▶ [What is needed]:
Say how many lines include the word "República". Reply with nothing but the number.

▶ [Records contained in a dataset]:
■ ■ ■ ■ ■ ■ ■

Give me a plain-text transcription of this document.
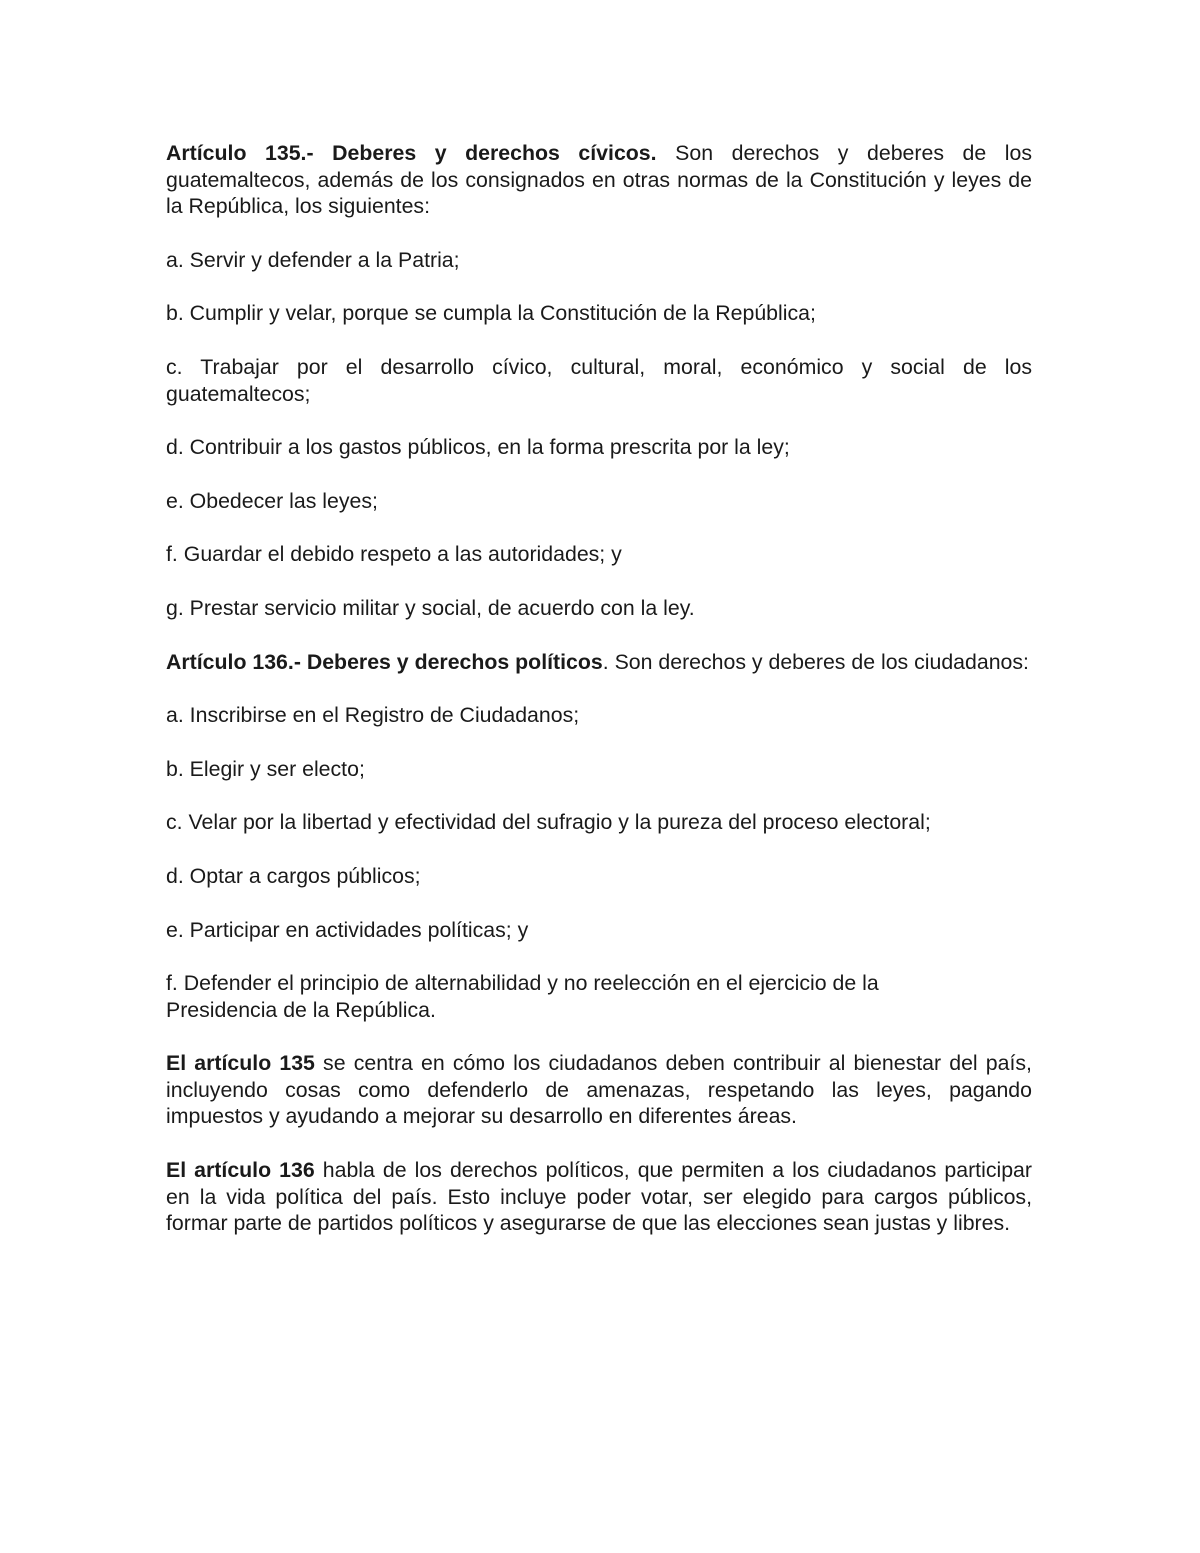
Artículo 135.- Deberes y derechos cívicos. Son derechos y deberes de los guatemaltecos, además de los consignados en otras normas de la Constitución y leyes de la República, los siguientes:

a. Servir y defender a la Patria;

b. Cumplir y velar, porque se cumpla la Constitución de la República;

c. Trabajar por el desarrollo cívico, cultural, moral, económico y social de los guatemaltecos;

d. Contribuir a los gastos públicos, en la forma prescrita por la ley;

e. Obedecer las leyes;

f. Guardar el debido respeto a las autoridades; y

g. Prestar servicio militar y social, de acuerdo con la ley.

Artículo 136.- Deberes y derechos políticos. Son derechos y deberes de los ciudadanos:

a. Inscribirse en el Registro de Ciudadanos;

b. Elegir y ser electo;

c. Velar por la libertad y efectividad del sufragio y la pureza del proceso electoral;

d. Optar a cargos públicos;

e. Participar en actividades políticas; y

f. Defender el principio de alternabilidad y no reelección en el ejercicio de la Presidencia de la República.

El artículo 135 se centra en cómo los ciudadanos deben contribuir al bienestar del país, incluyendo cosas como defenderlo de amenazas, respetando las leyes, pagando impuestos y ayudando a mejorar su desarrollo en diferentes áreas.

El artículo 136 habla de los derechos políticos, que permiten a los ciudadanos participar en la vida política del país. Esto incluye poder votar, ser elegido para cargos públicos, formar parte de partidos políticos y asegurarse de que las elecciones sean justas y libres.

■ ■ ■ ■ ■ ■ ■

▶ [Result of this exercise]:
3